# start of RECORD SET
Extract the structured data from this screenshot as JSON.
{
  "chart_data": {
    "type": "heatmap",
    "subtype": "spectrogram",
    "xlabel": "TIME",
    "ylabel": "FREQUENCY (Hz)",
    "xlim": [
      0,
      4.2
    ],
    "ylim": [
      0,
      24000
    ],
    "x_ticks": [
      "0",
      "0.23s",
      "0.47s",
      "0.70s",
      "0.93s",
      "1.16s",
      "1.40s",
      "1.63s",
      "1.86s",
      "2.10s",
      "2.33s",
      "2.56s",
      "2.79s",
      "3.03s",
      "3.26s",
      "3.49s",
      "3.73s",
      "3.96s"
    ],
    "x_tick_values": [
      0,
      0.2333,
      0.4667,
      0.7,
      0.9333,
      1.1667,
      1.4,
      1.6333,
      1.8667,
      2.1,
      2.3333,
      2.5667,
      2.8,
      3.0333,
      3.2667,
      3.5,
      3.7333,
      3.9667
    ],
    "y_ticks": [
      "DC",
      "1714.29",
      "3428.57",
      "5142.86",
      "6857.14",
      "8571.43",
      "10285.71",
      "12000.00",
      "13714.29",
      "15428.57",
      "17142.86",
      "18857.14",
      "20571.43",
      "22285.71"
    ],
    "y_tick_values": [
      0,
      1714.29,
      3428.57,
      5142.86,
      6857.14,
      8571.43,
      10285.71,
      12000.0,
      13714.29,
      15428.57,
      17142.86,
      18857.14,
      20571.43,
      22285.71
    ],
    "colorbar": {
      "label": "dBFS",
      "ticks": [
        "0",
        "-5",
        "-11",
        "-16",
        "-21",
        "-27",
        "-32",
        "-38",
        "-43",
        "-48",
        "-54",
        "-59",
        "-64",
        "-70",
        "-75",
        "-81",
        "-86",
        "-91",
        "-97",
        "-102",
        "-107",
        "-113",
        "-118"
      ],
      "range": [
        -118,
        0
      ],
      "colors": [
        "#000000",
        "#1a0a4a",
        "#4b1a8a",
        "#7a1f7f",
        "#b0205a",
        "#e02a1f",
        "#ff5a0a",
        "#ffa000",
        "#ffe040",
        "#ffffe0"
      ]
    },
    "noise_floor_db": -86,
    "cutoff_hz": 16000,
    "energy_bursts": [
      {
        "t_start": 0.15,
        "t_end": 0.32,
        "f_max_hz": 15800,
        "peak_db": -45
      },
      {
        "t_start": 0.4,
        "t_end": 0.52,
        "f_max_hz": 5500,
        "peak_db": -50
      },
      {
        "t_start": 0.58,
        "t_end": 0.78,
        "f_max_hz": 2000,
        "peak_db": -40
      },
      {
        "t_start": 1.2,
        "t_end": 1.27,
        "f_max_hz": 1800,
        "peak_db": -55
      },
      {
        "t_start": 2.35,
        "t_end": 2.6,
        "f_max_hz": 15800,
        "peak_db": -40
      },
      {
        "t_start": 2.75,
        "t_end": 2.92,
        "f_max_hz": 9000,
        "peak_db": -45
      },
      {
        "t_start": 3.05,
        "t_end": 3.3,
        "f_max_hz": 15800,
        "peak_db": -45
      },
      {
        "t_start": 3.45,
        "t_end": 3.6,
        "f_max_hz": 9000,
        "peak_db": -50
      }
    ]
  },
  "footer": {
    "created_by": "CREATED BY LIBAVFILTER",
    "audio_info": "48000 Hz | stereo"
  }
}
# end of RECORD SET
§ **WHAT THE EXERCISE ASKS**
Reproduce the listing in full. Keep it exactly as written.

§ **ANSWER TO THIS PROBLEM**
Extract the structured data from this screenshot as JSON.
{
  "chart_data": {
    "type": "heatmap",
    "subtype": "spectrogram",
    "xlabel": "TIME",
    "ylabel": "FREQUENCY (Hz)",
    "xlim": [
      0,
      4.2
    ],
    "ylim": [
      0,
      24000
    ],
    "x_ticks": [
      "0",
      "0.23s",
      "0.47s",
      "0.70s",
      "0.93s",
      "1.16s",
      "1.40s",
      "1.63s",
      "1.86s",
      "2.10s",
      "2.33s",
      "2.56s",
      "2.79s",
      "3.03s",
      "3.26s",
      "3.49s",
      "3.73s",
      "3.96s"
    ],
    "x_tick_values": [
      0,
      0.2333,
      0.4667,
      0.7,
      0.9333,
      1.1667,
      1.4,
      1.6333,
      1.8667,
      2.1,
      2.3333,
      2.5667,
      2.8,
      3.0333,
      3.2667,
      3.5,
      3.7333,
      3.9667
    ],
    "y_ticks": [
      "DC",
      "1714.29",
      "3428.57",
      "5142.86",
      "6857.14",
      "8571.43",
      "10285.71",
      "12000.00",
      "13714.29",
      "15428.57",
      "17142.86",
      "18857.14",
      "20571.43",
      "22285.71"
    ],
    "y_tick_values": [
      0,
      1714.29,
      3428.57,
      5142.86,
      6857.14,
      8571.43,
      10285.71,
      12000.0,
      13714.29,
      15428.57,
      17142.86,
      18857.14,
      20571.43,
      22285.71
    ],
    "colorbar": {
      "label": "dBFS",
      "ticks": [
        "0",
        "-5",
        "-11",
        "-16",
        "-21",
        "-27",
        "-32",
        "-38",
        "-43",
        "-48",
        "-54",
        "-59",
        "-64",
        "-70",
        "-75",
        "-81",
        "-86",
        "-91",
        "-97",
        "-102",
        "-107",
        "-113",
        "-118"
      ],
      "range": [
        -118,
        0
      ],
      "colors": [
        "#000000",
        "#1a0a4a",
        "#4b1a8a",
        "#7a1f7f",
        "#b0205a",
        "#e02a1f",
        "#ff5a0a",
        "#ffa000",
        "#ffe040",
        "#ffffe0"
      ]
    },
    "noise_floor_db": -86,
    "cutoff_hz": 16000,
    "energy_bursts": [
      {
        "t_start": 0.15,
        "t_end": 0.32,
        "f_max_hz": 15800,
        "peak_db": -45
      },
      {
        "t_start": 0.4,
        "t_end": 0.52,
        "f_max_hz": 5500,
        "peak_db": -50
      },
      {
        "t_start": 0.58,
        "t_end": 0.78,
        "f_max_hz": 2000,
        "peak_db": -40
      },
      {
        "t_start": 1.2,
        "t_end": 1.27,
        "f_max_hz": 1800,
        "peak_db": -55
      },
      {
        "t_start": 2.35,
        "t_end": 2.6,
        "f_max_hz": 15800,
        "peak_db": -40
      },
      {
        "t_start": 2.75,
        "t_end": 2.92,
        "f_max_hz": 9000,
        "peak_db": -45
      },
      {
        "t_start": 3.05,
        "t_end": 3.3,
        "f_max_hz": 15800,
        "peak_db": -45
      },
      {
        "t_start": 3.45,
        "t_end": 3.6,
        "f_max_hz": 9000,
        "peak_db": -50
      }
    ]
  },
  "footer": {
    "created_by": "CREATED BY LIBAVFILTER",
    "audio_info": "48000 Hz | stereo"
  }
}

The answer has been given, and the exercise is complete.